Figure data in JSON
** Begin **

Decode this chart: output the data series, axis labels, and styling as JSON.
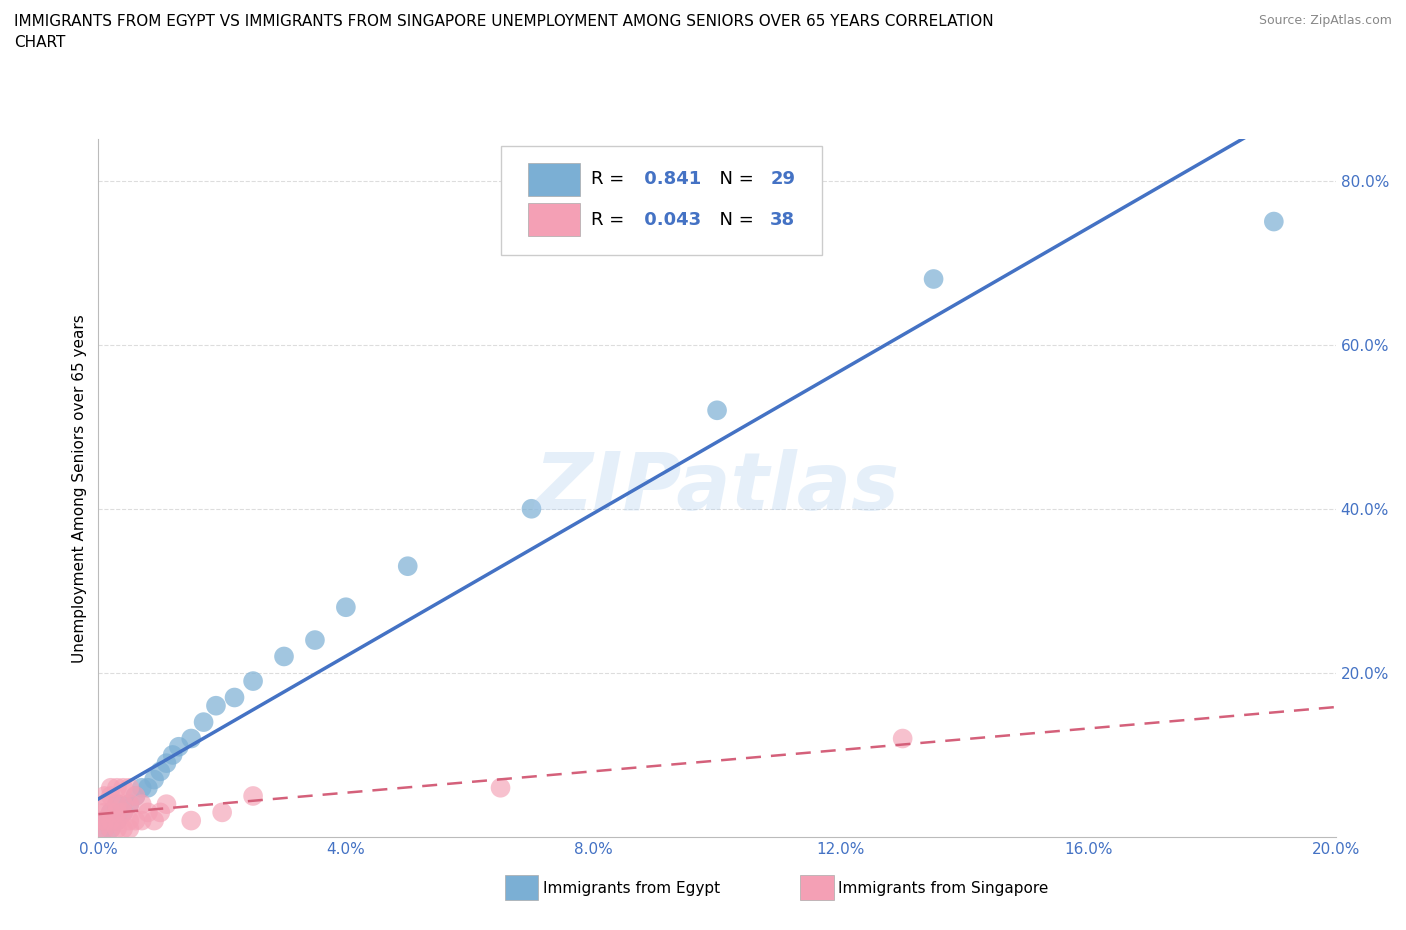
{
  "title_line1": "IMMIGRANTS FROM EGYPT VS IMMIGRANTS FROM SINGAPORE UNEMPLOYMENT AMONG SENIORS OVER 65 YEARS CORRELATION",
  "title_line2": "CHART",
  "source": "Source: ZipAtlas.com",
  "ylabel": "Unemployment Among Seniors over 65 years",
  "xlim": [
    0,
    0.2
  ],
  "ylim": [
    0,
    0.85
  ],
  "xticks": [
    0.0,
    0.04,
    0.08,
    0.12,
    0.16,
    0.2
  ],
  "yticks": [
    0.2,
    0.4,
    0.6,
    0.8
  ],
  "egypt_color": "#7bafd4",
  "singapore_color": "#f4a0b5",
  "egypt_line_color": "#4472c4",
  "singapore_line_color": "#d4607a",
  "egypt_R": 0.841,
  "egypt_N": 29,
  "singapore_R": 0.043,
  "singapore_N": 38,
  "watermark": "ZIPatlas",
  "egypt_x": [
    0.001,
    0.001,
    0.002,
    0.002,
    0.003,
    0.003,
    0.004,
    0.005,
    0.006,
    0.007,
    0.008,
    0.009,
    0.01,
    0.011,
    0.012,
    0.013,
    0.015,
    0.017,
    0.019,
    0.022,
    0.025,
    0.03,
    0.035,
    0.04,
    0.05,
    0.07,
    0.1,
    0.135,
    0.19
  ],
  "egypt_y": [
    0.01,
    0.02,
    0.01,
    0.03,
    0.02,
    0.04,
    0.03,
    0.04,
    0.05,
    0.06,
    0.06,
    0.07,
    0.08,
    0.09,
    0.1,
    0.11,
    0.12,
    0.14,
    0.16,
    0.17,
    0.19,
    0.22,
    0.24,
    0.28,
    0.33,
    0.4,
    0.52,
    0.68,
    0.75
  ],
  "singapore_x": [
    0.0,
    0.0,
    0.001,
    0.001,
    0.001,
    0.001,
    0.001,
    0.002,
    0.002,
    0.002,
    0.002,
    0.002,
    0.003,
    0.003,
    0.003,
    0.003,
    0.003,
    0.004,
    0.004,
    0.004,
    0.004,
    0.005,
    0.005,
    0.005,
    0.005,
    0.006,
    0.006,
    0.007,
    0.007,
    0.008,
    0.009,
    0.01,
    0.011,
    0.015,
    0.02,
    0.025,
    0.065,
    0.13
  ],
  "singapore_y": [
    0.01,
    0.02,
    0.01,
    0.02,
    0.03,
    0.04,
    0.05,
    0.01,
    0.02,
    0.03,
    0.05,
    0.06,
    0.01,
    0.02,
    0.03,
    0.04,
    0.06,
    0.01,
    0.03,
    0.04,
    0.06,
    0.01,
    0.02,
    0.04,
    0.06,
    0.02,
    0.05,
    0.02,
    0.04,
    0.03,
    0.02,
    0.03,
    0.04,
    0.02,
    0.03,
    0.05,
    0.06,
    0.12
  ],
  "background_color": "#ffffff",
  "grid_color": "#dddddd",
  "tick_color": "#4472c4"
}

** End **

The exercise - Restate each line of the records exactly; pictures do not belong in the copy.

Exercise result -
Decode this chart: output the data series, axis labels, and styling as JSON.
{
  "title_line1": "IMMIGRANTS FROM EGYPT VS IMMIGRANTS FROM SINGAPORE UNEMPLOYMENT AMONG SENIORS OVER 65 YEARS CORRELATION",
  "title_line2": "CHART",
  "source": "Source: ZipAtlas.com",
  "ylabel": "Unemployment Among Seniors over 65 years",
  "xlim": [
    0,
    0.2
  ],
  "ylim": [
    0,
    0.85
  ],
  "xticks": [
    0.0,
    0.04,
    0.08,
    0.12,
    0.16,
    0.2
  ],
  "yticks": [
    0.2,
    0.4,
    0.6,
    0.8
  ],
  "egypt_color": "#7bafd4",
  "singapore_color": "#f4a0b5",
  "egypt_line_color": "#4472c4",
  "singapore_line_color": "#d4607a",
  "egypt_R": 0.841,
  "egypt_N": 29,
  "singapore_R": 0.043,
  "singapore_N": 38,
  "watermark": "ZIPatlas",
  "egypt_x": [
    0.001,
    0.001,
    0.002,
    0.002,
    0.003,
    0.003,
    0.004,
    0.005,
    0.006,
    0.007,
    0.008,
    0.009,
    0.01,
    0.011,
    0.012,
    0.013,
    0.015,
    0.017,
    0.019,
    0.022,
    0.025,
    0.03,
    0.035,
    0.04,
    0.05,
    0.07,
    0.1,
    0.135,
    0.19
  ],
  "egypt_y": [
    0.01,
    0.02,
    0.01,
    0.03,
    0.02,
    0.04,
    0.03,
    0.04,
    0.05,
    0.06,
    0.06,
    0.07,
    0.08,
    0.09,
    0.1,
    0.11,
    0.12,
    0.14,
    0.16,
    0.17,
    0.19,
    0.22,
    0.24,
    0.28,
    0.33,
    0.4,
    0.52,
    0.68,
    0.75
  ],
  "singapore_x": [
    0.0,
    0.0,
    0.001,
    0.001,
    0.001,
    0.001,
    0.001,
    0.002,
    0.002,
    0.002,
    0.002,
    0.002,
    0.003,
    0.003,
    0.003,
    0.003,
    0.003,
    0.004,
    0.004,
    0.004,
    0.004,
    0.005,
    0.005,
    0.005,
    0.005,
    0.006,
    0.006,
    0.007,
    0.007,
    0.008,
    0.009,
    0.01,
    0.011,
    0.015,
    0.02,
    0.025,
    0.065,
    0.13
  ],
  "singapore_y": [
    0.01,
    0.02,
    0.01,
    0.02,
    0.03,
    0.04,
    0.05,
    0.01,
    0.02,
    0.03,
    0.05,
    0.06,
    0.01,
    0.02,
    0.03,
    0.04,
    0.06,
    0.01,
    0.03,
    0.04,
    0.06,
    0.01,
    0.02,
    0.04,
    0.06,
    0.02,
    0.05,
    0.02,
    0.04,
    0.03,
    0.02,
    0.03,
    0.04,
    0.02,
    0.03,
    0.05,
    0.06,
    0.12
  ],
  "background_color": "#ffffff",
  "grid_color": "#dddddd",
  "tick_color": "#4472c4"
}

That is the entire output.